_Aim of the task_
Format the listing lines between the line holding "chart-title: kir-avdelinger i" and the line holding "y-tick-label: 0,0 [44,641,65,658]", inclusive, as a Markdown table with the columns Row and Line. Leave out any blank lines.
[Start Records for the task]
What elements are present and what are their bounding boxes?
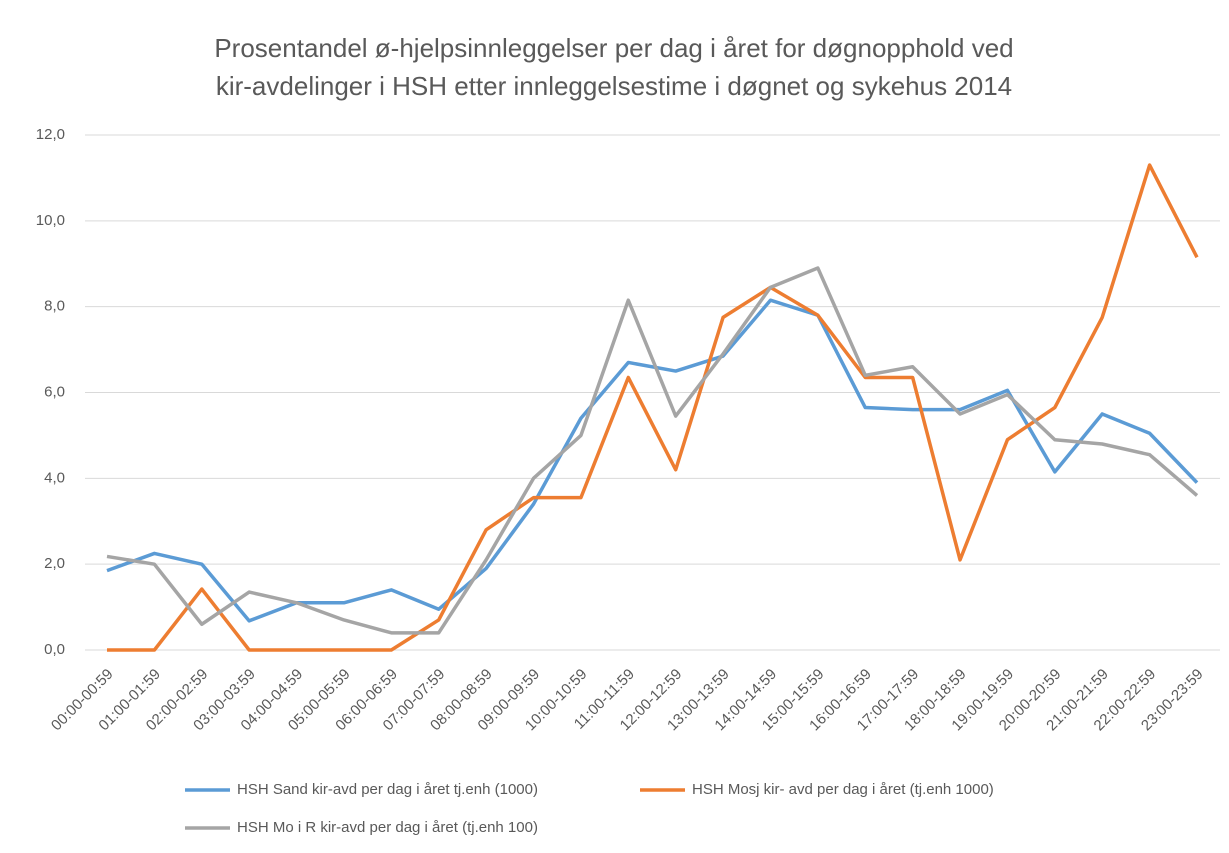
chart-title: kir-avdelinger i HSH etter innleggelsest… [216,71,1012,101]
line-series [107,163,1199,652]
chart-title: Prosentandel ø-hjelpsinnleggelser per da… [214,33,1013,63]
y-tick-label: 4,0 [44,469,65,486]
y-tick-label: 0,0 [44,641,65,658]
y-tick-label: 8,0 [44,298,65,315]
y-tick-label: 12,0 [36,126,65,143]
y-tick-label: 10,0 [36,212,65,229]
legend-label: HSH Mosj kir- avd per dag i året (tj.enh… [692,781,994,798]
y-tick-label: 2,0 [44,555,65,572]
legend-label: HSH Mo i R kir-avd per dag i året (tj.en… [237,819,538,836]
line-series [106,266,1199,635]
y-tick-label: 6,0 [44,383,65,400]
legend-label: HSH Sand kir-avd per dag i året tj.enh (… [237,781,538,798]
[End Records for the task]
_Completed task_
| Row | Line |
|---|---|
| 1 | chart-title: kir-avdelinger i HSH etter innleggelsest… [216,71,1012,101] |
| 2 | line-series [107,163,1199,652] |
| 3 | chart-title: Prosentandel ø-hjelpsinnleggelser per da… [214,33,1013,63] |
| 4 | y-tick-label: 4,0 [44,469,65,486] |
| 5 | y-tick-label: 0,0 [44,641,65,658] |